▶ **PROVIDED ENTRIES**:
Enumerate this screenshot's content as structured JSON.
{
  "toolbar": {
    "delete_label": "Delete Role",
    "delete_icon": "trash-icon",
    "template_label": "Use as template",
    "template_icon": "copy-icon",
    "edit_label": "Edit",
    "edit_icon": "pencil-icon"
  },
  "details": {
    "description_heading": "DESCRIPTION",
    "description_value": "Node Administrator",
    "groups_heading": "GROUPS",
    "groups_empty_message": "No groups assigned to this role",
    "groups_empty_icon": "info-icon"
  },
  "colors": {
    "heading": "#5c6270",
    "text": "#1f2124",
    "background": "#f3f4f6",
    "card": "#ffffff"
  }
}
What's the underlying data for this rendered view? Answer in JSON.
==
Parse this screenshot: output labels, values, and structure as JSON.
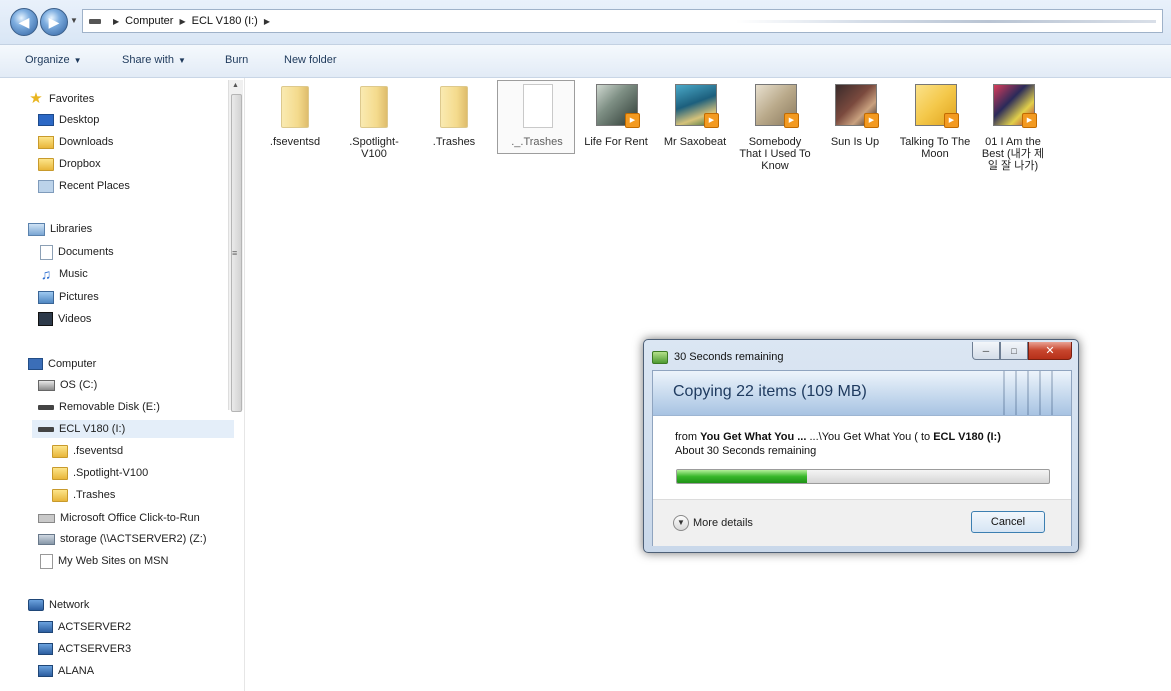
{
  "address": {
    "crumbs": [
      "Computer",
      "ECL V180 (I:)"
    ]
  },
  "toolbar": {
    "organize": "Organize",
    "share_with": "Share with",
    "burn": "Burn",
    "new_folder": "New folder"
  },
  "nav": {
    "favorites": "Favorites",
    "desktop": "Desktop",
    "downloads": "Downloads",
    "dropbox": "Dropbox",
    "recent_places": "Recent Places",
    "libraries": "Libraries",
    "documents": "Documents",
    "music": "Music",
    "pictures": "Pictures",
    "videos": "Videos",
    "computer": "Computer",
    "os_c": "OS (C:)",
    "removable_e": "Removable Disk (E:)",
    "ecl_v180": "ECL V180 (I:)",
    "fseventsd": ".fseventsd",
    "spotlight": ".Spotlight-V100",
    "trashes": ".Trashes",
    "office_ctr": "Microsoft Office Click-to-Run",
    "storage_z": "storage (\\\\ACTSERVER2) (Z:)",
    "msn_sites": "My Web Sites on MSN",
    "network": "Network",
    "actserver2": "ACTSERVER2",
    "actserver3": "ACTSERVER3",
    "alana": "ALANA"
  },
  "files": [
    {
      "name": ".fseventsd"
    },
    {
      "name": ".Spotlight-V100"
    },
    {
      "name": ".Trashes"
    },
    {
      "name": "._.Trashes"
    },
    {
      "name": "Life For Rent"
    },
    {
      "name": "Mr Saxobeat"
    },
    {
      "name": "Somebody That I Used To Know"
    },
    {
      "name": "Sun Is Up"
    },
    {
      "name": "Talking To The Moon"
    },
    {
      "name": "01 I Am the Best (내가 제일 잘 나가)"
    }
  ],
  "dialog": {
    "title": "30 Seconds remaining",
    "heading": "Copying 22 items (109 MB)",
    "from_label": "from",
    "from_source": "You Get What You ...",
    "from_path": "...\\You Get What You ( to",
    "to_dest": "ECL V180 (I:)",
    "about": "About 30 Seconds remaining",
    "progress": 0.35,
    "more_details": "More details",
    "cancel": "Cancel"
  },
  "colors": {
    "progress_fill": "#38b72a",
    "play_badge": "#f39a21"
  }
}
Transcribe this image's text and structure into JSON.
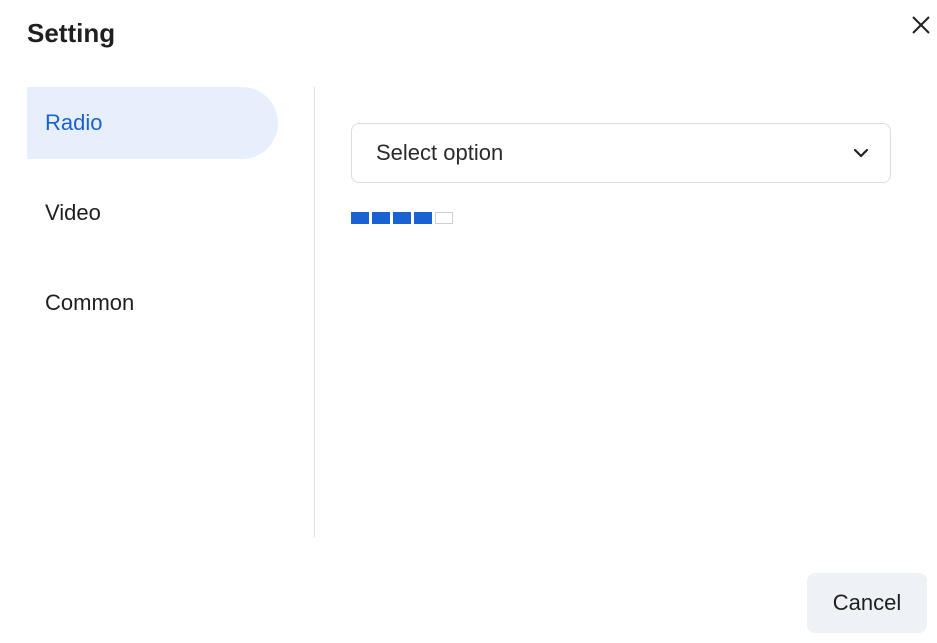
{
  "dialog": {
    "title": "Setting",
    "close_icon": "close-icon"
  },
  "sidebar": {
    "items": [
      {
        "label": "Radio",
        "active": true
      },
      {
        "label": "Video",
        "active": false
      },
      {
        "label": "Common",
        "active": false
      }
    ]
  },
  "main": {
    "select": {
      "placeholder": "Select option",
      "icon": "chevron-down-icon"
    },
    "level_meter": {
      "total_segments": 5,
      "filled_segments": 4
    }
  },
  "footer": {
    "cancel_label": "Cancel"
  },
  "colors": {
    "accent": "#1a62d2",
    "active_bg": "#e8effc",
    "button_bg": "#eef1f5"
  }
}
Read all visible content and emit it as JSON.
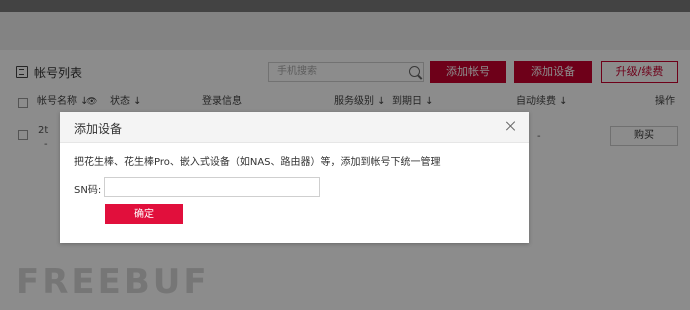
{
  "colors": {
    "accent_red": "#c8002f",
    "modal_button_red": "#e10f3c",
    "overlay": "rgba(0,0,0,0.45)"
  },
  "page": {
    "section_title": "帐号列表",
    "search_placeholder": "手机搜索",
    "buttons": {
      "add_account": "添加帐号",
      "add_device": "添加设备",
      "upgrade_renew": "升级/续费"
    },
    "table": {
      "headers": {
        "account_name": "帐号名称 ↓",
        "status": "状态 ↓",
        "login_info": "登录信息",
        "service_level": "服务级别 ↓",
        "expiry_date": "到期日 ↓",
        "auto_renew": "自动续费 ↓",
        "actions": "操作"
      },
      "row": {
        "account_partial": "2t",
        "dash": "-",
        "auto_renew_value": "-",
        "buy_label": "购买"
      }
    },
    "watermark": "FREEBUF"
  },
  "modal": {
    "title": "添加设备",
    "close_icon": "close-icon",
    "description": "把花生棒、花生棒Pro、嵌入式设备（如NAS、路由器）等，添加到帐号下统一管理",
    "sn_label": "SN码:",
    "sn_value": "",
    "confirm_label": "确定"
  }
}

▶ **EXERCISE DETAILS**: Repeat exactly, and only, the lines from the one containing "Enumerate this screenshot's" through the one containing "What's the underlying", both included.

▶ **ANSWER FOR THE TASK**:
Enumerate this screenshot's content as structured JSON.
{
  "toolbar": {
    "delete_label": "Delete Role",
    "delete_icon": "trash-icon",
    "template_label": "Use as template",
    "template_icon": "copy-icon",
    "edit_label": "Edit",
    "edit_icon": "pencil-icon"
  },
  "details": {
    "description_heading": "DESCRIPTION",
    "description_value": "Node Administrator",
    "groups_heading": "GROUPS",
    "groups_empty_message": "No groups assigned to this role",
    "groups_empty_icon": "info-icon"
  },
  "colors": {
    "heading": "#5c6270",
    "text": "#1f2124",
    "background": "#f3f4f6",
    "card": "#ffffff"
  }
}
What's the underlying data for this rendered view? Answer in JSON.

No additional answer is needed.